- Source records
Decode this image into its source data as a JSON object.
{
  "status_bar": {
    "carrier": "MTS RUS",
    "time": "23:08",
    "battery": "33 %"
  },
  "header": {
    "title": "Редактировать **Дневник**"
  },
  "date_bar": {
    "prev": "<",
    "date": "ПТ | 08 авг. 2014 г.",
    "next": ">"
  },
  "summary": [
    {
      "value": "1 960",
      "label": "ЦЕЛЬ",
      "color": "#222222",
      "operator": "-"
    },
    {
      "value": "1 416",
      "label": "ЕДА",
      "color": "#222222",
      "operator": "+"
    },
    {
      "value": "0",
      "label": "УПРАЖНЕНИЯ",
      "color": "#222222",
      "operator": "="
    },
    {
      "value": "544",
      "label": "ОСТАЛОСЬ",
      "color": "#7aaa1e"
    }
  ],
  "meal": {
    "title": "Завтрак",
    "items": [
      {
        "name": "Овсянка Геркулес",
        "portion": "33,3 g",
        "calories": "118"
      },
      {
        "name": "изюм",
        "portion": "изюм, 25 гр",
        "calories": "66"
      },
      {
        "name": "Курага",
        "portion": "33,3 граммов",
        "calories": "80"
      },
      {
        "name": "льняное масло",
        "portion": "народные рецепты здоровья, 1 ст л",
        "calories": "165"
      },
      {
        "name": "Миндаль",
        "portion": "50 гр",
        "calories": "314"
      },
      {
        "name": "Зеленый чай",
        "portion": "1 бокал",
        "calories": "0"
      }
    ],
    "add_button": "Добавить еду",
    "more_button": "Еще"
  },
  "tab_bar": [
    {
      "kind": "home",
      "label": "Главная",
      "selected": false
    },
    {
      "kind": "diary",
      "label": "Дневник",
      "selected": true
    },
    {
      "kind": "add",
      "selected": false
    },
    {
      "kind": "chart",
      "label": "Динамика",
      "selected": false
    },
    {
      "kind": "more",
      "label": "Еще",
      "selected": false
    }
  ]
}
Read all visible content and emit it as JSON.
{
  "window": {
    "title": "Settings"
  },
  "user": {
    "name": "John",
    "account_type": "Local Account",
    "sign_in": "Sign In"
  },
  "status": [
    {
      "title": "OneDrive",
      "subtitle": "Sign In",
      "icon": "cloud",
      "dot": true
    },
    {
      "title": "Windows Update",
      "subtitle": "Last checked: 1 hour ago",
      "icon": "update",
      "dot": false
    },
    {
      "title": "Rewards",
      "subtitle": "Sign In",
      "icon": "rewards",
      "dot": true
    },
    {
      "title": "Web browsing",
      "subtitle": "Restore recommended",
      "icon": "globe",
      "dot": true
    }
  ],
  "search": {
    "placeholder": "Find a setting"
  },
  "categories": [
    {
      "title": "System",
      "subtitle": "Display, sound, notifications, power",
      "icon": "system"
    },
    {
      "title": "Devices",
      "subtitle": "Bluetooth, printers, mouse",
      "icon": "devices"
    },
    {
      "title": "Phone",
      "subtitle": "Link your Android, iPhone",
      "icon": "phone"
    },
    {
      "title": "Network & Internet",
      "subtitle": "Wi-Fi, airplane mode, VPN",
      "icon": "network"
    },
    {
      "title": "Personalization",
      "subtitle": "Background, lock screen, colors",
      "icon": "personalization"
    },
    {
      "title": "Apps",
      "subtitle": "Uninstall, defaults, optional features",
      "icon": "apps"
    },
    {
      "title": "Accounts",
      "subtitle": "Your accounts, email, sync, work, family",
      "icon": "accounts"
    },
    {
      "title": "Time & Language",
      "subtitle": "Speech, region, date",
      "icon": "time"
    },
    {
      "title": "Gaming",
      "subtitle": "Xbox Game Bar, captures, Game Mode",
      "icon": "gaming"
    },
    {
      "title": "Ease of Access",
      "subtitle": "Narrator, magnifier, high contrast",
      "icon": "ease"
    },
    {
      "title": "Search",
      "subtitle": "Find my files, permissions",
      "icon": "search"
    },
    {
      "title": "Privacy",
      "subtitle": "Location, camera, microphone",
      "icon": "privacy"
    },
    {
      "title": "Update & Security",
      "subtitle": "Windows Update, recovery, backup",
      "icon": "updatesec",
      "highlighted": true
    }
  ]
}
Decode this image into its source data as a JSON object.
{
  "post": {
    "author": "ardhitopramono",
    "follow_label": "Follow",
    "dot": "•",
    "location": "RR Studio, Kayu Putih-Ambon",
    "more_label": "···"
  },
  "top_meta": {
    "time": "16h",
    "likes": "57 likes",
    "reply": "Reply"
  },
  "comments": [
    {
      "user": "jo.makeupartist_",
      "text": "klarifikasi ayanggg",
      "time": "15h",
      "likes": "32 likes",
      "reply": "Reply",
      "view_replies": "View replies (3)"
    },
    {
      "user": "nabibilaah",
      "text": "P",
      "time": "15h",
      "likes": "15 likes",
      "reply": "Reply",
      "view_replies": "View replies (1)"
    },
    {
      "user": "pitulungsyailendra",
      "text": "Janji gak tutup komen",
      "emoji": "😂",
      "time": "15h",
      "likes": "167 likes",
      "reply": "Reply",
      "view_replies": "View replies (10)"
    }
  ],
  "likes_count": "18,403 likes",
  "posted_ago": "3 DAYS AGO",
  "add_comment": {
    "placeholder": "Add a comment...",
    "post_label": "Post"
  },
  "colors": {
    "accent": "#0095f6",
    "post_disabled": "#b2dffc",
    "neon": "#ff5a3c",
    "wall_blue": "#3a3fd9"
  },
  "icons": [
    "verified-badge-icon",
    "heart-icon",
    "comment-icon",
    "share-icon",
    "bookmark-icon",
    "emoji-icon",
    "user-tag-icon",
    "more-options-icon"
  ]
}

- What needs to be done
The records above should be repeated in full, exactly as given.

- Worked solution
Decode this image into its source data as a JSON object.
{
  "status_bar": {
    "carrier": "MTS RUS",
    "time": "23:08",
    "battery": "33 %"
  },
  "header": {
    "title": "Редактировать **Дневник**"
  },
  "date_bar": {
    "prev": "<",
    "date": "ПТ | 08 авг. 2014 г.",
    "next": ">"
  },
  "summary": [
    {
      "value": "1 960",
      "label": "ЦЕЛЬ",
      "color": "#222222",
      "operator": "-"
    },
    {
      "value": "1 416",
      "label": "ЕДА",
      "color": "#222222",
      "operator": "+"
    },
    {
      "value": "0",
      "label": "УПРАЖНЕНИЯ",
      "color": "#222222",
      "operator": "="
    },
    {
      "value": "544",
      "label": "ОСТАЛОСЬ",
      "color": "#7aaa1e"
    }
  ],
  "meal": {
    "title": "Завтрак",
    "items": [
      {
        "name": "Овсянка Геркулес",
        "portion": "33,3 g",
        "calories": "118"
      },
      {
        "name": "изюм",
        "portion": "изюм, 25 гр",
        "calories": "66"
      },
      {
        "name": "Курага",
        "portion": "33,3 граммов",
        "calories": "80"
      },
      {
        "name": "льняное масло",
        "portion": "народные рецепты здоровья, 1 ст л",
        "calories": "165"
      },
      {
        "name": "Миндаль",
        "portion": "50 гр",
        "calories": "314"
      },
      {
        "name": "Зеленый чай",
        "portion": "1 бокал",
        "calories": "0"
      }
    ],
    "add_button": "Добавить еду",
    "more_button": "Еще"
  },
  "tab_bar": [
    {
      "kind": "home",
      "label": "Главная",
      "selected": false
    },
    {
      "kind": "diary",
      "label": "Дневник",
      "selected": true
    },
    {
      "kind": "add",
      "selected": false
    },
    {
      "kind": "chart",
      "label": "Динамика",
      "selected": false
    },
    {
      "kind": "more",
      "label": "Еще",
      "selected": false
    }
  ]
}
Read all visible content and emit it as JSON.
{
  "window": {
    "title": "Settings"
  },
  "user": {
    "name": "John",
    "account_type": "Local Account",
    "sign_in": "Sign In"
  },
  "status": [
    {
      "title": "OneDrive",
      "subtitle": "Sign In",
      "icon": "cloud",
      "dot": true
    },
    {
      "title": "Windows Update",
      "subtitle": "Last checked: 1 hour ago",
      "icon": "update",
      "dot": false
    },
    {
      "title": "Rewards",
      "subtitle": "Sign In",
      "icon": "rewards",
      "dot": true
    },
    {
      "title": "Web browsing",
      "subtitle": "Restore recommended",
      "icon": "globe",
      "dot": true
    }
  ],
  "search": {
    "placeholder": "Find a setting"
  },
  "categories": [
    {
      "title": "System",
      "subtitle": "Display, sound, notifications, power",
      "icon": "system"
    },
    {
      "title": "Devices",
      "subtitle": "Bluetooth, printers, mouse",
      "icon": "devices"
    },
    {
      "title": "Phone",
      "subtitle": "Link your Android, iPhone",
      "icon": "phone"
    },
    {
      "title": "Network & Internet",
      "subtitle": "Wi-Fi, airplane mode, VPN",
      "icon": "network"
    },
    {
      "title": "Personalization",
      "subtitle": "Background, lock screen, colors",
      "icon": "personalization"
    },
    {
      "title": "Apps",
      "subtitle": "Uninstall, defaults, optional features",
      "icon": "apps"
    },
    {
      "title": "Accounts",
      "subtitle": "Your accounts, email, sync, work, family",
      "icon": "accounts"
    },
    {
      "title": "Time & Language",
      "subtitle": "Speech, region, date",
      "icon": "time"
    },
    {
      "title": "Gaming",
      "subtitle": "Xbox Game Bar, captures, Game Mode",
      "icon": "gaming"
    },
    {
      "title": "Ease of Access",
      "subtitle": "Narrator, magnifier, high contrast",
      "icon": "ease"
    },
    {
      "title": "Search",
      "subtitle": "Find my files, permissions",
      "icon": "search"
    },
    {
      "title": "Privacy",
      "subtitle": "Location, camera, microphone",
      "icon": "privacy"
    },
    {
      "title": "Update & Security",
      "subtitle": "Windows Update, recovery, backup",
      "icon": "updatesec",
      "highlighted": true
    }
  ]
}
Decode this image into its source data as a JSON object.
{
  "post": {
    "author": "ardhitopramono",
    "follow_label": "Follow",
    "dot": "•",
    "location": "RR Studio, Kayu Putih-Ambon",
    "more_label": "···"
  },
  "top_meta": {
    "time": "16h",
    "likes": "57 likes",
    "reply": "Reply"
  },
  "comments": [
    {
      "user": "jo.makeupartist_",
      "text": "klarifikasi ayanggg",
      "time": "15h",
      "likes": "32 likes",
      "reply": "Reply",
      "view_replies": "View replies (3)"
    },
    {
      "user": "nabibilaah",
      "text": "P",
      "time": "15h",
      "likes": "15 likes",
      "reply": "Reply",
      "view_replies": "View replies (1)"
    },
    {
      "user": "pitulungsyailendra",
      "text": "Janji gak tutup komen",
      "emoji": "😂",
      "time": "15h",
      "likes": "167 likes",
      "reply": "Reply",
      "view_replies": "View replies (10)"
    }
  ],
  "likes_count": "18,403 likes",
  "posted_ago": "3 DAYS AGO",
  "add_comment": {
    "placeholder": "Add a comment...",
    "post_label": "Post"
  },
  "colors": {
    "accent": "#0095f6",
    "post_disabled": "#b2dffc",
    "neon": "#ff5a3c",
    "wall_blue": "#3a3fd9"
  },
  "icons": [
    "verified-badge-icon",
    "heart-icon",
    "comment-icon",
    "share-icon",
    "bookmark-icon",
    "emoji-icon",
    "user-tag-icon",
    "more-options-icon"
  ]
}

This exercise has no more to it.